DIRECTION => Make an exact copy of the data below, leaving out every picture.

Stored dataset items
+--

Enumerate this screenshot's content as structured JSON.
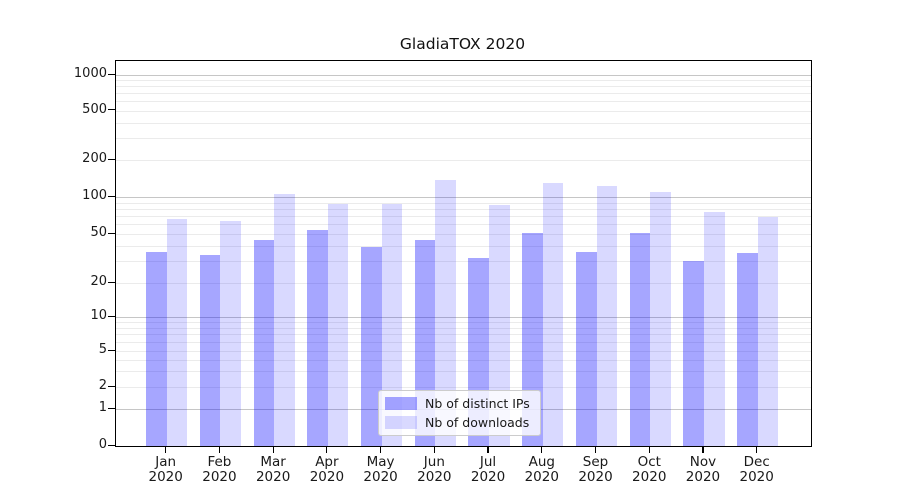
{
  "chart_data": {
    "type": "bar",
    "title": "GladiaTOX 2020",
    "categories": [
      "Jan 2020",
      "Feb 2020",
      "Mar 2020",
      "Apr 2020",
      "May 2020",
      "Jun 2020",
      "Jul 2020",
      "Aug 2020",
      "Sep 2020",
      "Oct 2020",
      "Nov 2020",
      "Dec 2020"
    ],
    "category_months": [
      "Jan",
      "Feb",
      "Mar",
      "Apr",
      "May",
      "Jun",
      "Jul",
      "Aug",
      "Sep",
      "Oct",
      "Nov",
      "Dec"
    ],
    "category_year": "2020",
    "series": [
      {
        "name": "Nb of distinct IPs",
        "color": "rgba(0,0,255,0.35)",
        "values": [
          36,
          34,
          45,
          54,
          39,
          45,
          32,
          51,
          36,
          51,
          30,
          35
        ]
      },
      {
        "name": "Nb of downloads",
        "color": "rgba(0,0,255,0.15)",
        "values": [
          66,
          64,
          105,
          87,
          87,
          138,
          86,
          130,
          123,
          110,
          75,
          69
        ]
      }
    ],
    "yscale": "symlog",
    "yticks": [
      0,
      1,
      2,
      5,
      10,
      20,
      50,
      100,
      200,
      500,
      1000
    ],
    "ytick_labels": [
      "0",
      "1",
      "2",
      "5",
      "10",
      "20",
      "50",
      "100",
      "200",
      "500",
      "1000"
    ],
    "ylim": [
      0,
      1400
    ],
    "xlabel": "",
    "ylabel": "",
    "grid": true,
    "legend_position": "lower center",
    "colors": {
      "bar_dark": "rgba(0,0,255,0.35)",
      "bar_light": "rgba(0,0,255,0.15)",
      "grid_major": "#c6c6c6",
      "grid_minor": "#ebebeb",
      "text": "#1a1a1a"
    }
  }
}
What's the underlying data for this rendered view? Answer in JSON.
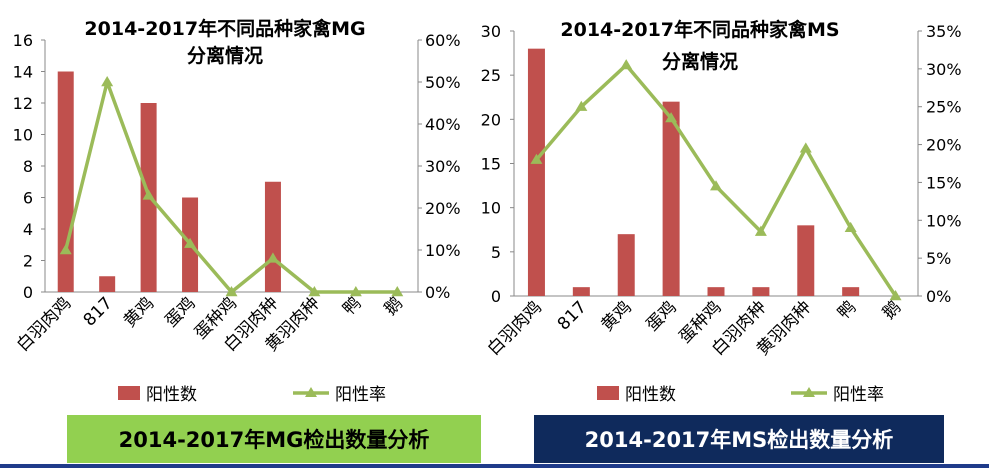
{
  "banners": {
    "mg": "2014-2017年MG检出数量分析",
    "ms": "2014-2017年MS检出数量分析"
  },
  "colors": {
    "bar": "#c0504d",
    "line": "#9bbb59",
    "banner_mg_bg": "#92d050",
    "banner_ms_bg": "#0f2a5c",
    "bottom_line": "#1f3b8a"
  },
  "chart_data": [
    {
      "type": "bar",
      "title_lines": [
        "2014-2017年不同品种家禽MG",
        "分离情况"
      ],
      "categories": [
        "白羽肉鸡",
        "817",
        "黄鸡",
        "蛋鸡",
        "蛋种鸡",
        "白羽肉种",
        "黄羽肉种",
        "鸭",
        "鹅"
      ],
      "series": [
        {
          "name": "阳性数",
          "type": "bar",
          "axis": "left",
          "values": [
            14,
            1,
            12,
            6,
            0,
            7,
            0,
            0,
            0
          ]
        },
        {
          "name": "阳性率",
          "type": "line",
          "axis": "right",
          "values": [
            0.1,
            0.5,
            0.23,
            0.115,
            0.0,
            0.08,
            0.0,
            0.0,
            0.0
          ]
        }
      ],
      "ylim_left": [
        0,
        16
      ],
      "ytick_step_left": 2,
      "ylim_right": [
        0,
        0.6
      ],
      "ytick_step_right": 0.1,
      "legend_position": "bottom",
      "grid": false
    },
    {
      "type": "bar",
      "title_lines": [
        "2014-2017年不同品种家禽MS",
        "分离情况"
      ],
      "categories": [
        "白羽肉鸡",
        "817",
        "黄鸡",
        "蛋鸡",
        "蛋种鸡",
        "白羽肉种",
        "黄羽肉种",
        "鸭",
        "鹅"
      ],
      "series": [
        {
          "name": "阳性数",
          "type": "bar",
          "axis": "left",
          "values": [
            28,
            1,
            7,
            22,
            1,
            1,
            8,
            1,
            0
          ]
        },
        {
          "name": "阳性率",
          "type": "line",
          "axis": "right",
          "values": [
            0.18,
            0.25,
            0.305,
            0.235,
            0.145,
            0.085,
            0.195,
            0.09,
            0.0
          ]
        }
      ],
      "ylim_left": [
        0,
        30
      ],
      "ytick_step_left": 5,
      "ylim_right": [
        0,
        0.35
      ],
      "ytick_step_right": 0.05,
      "legend_position": "bottom",
      "grid": false
    }
  ]
}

+--

TASK RESULT =>
Enumerate this screenshot's content as structured JSON.
{
  "chart_data": {
    "type": "bar",
    "title": "GladiaTOX 2020",
    "categories": [
      "Jan 2020",
      "Feb 2020",
      "Mar 2020",
      "Apr 2020",
      "May 2020",
      "Jun 2020",
      "Jul 2020",
      "Aug 2020",
      "Sep 2020",
      "Oct 2020",
      "Nov 2020",
      "Dec 2020"
    ],
    "category_months": [
      "Jan",
      "Feb",
      "Mar",
      "Apr",
      "May",
      "Jun",
      "Jul",
      "Aug",
      "Sep",
      "Oct",
      "Nov",
      "Dec"
    ],
    "category_year": "2020",
    "series": [
      {
        "name": "Nb of distinct IPs",
        "color": "rgba(0,0,255,0.35)",
        "values": [
          36,
          34,
          45,
          54,
          39,
          45,
          32,
          51,
          36,
          51,
          30,
          35
        ]
      },
      {
        "name": "Nb of downloads",
        "color": "rgba(0,0,255,0.15)",
        "values": [
          66,
          64,
          105,
          87,
          87,
          138,
          86,
          130,
          123,
          110,
          75,
          69
        ]
      }
    ],
    "yscale": "symlog",
    "yticks": [
      0,
      1,
      2,
      5,
      10,
      20,
      50,
      100,
      200,
      500,
      1000
    ],
    "ytick_labels": [
      "0",
      "1",
      "2",
      "5",
      "10",
      "20",
      "50",
      "100",
      "200",
      "500",
      "1000"
    ],
    "ylim": [
      0,
      1400
    ],
    "xlabel": "",
    "ylabel": "",
    "grid": true,
    "legend_position": "lower center",
    "colors": {
      "bar_dark": "rgba(0,0,255,0.35)",
      "bar_light": "rgba(0,0,255,0.15)",
      "grid_major": "#c6c6c6",
      "grid_minor": "#ebebeb",
      "text": "#1a1a1a"
    }
  }
}
What's the underlying data for this rendered view? Answer in JSON.
{
  "banners": {
    "mg": "2014-2017年MG检出数量分析",
    "ms": "2014-2017年MS检出数量分析"
  },
  "colors": {
    "bar": "#c0504d",
    "line": "#9bbb59",
    "banner_mg_bg": "#92d050",
    "banner_ms_bg": "#0f2a5c",
    "bottom_line": "#1f3b8a"
  },
  "chart_data": [
    {
      "type": "bar",
      "title_lines": [
        "2014-2017年不同品种家禽MG",
        "分离情况"
      ],
      "categories": [
        "白羽肉鸡",
        "817",
        "黄鸡",
        "蛋鸡",
        "蛋种鸡",
        "白羽肉种",
        "黄羽肉种",
        "鸭",
        "鹅"
      ],
      "series": [
        {
          "name": "阳性数",
          "type": "bar",
          "axis": "left",
          "values": [
            14,
            1,
            12,
            6,
            0,
            7,
            0,
            0,
            0
          ]
        },
        {
          "name": "阳性率",
          "type": "line",
          "axis": "right",
          "values": [
            0.1,
            0.5,
            0.23,
            0.115,
            0.0,
            0.08,
            0.0,
            0.0,
            0.0
          ]
        }
      ],
      "ylim_left": [
        0,
        16
      ],
      "ytick_step_left": 2,
      "ylim_right": [
        0,
        0.6
      ],
      "ytick_step_right": 0.1,
      "legend_position": "bottom",
      "grid": false
    },
    {
      "type": "bar",
      "title_lines": [
        "2014-2017年不同品种家禽MS",
        "分离情况"
      ],
      "categories": [
        "白羽肉鸡",
        "817",
        "黄鸡",
        "蛋鸡",
        "蛋种鸡",
        "白羽肉种",
        "黄羽肉种",
        "鸭",
        "鹅"
      ],
      "series": [
        {
          "name": "阳性数",
          "type": "bar",
          "axis": "left",
          "values": [
            28,
            1,
            7,
            22,
            1,
            1,
            8,
            1,
            0
          ]
        },
        {
          "name": "阳性率",
          "type": "line",
          "axis": "right",
          "values": [
            0.18,
            0.25,
            0.305,
            0.235,
            0.145,
            0.085,
            0.195,
            0.09,
            0.0
          ]
        }
      ],
      "ylim_left": [
        0,
        30
      ],
      "ytick_step_left": 5,
      "ylim_right": [
        0,
        0.35
      ],
      "ytick_step_right": 0.05,
      "legend_position": "bottom",
      "grid": false
    }
  ]
}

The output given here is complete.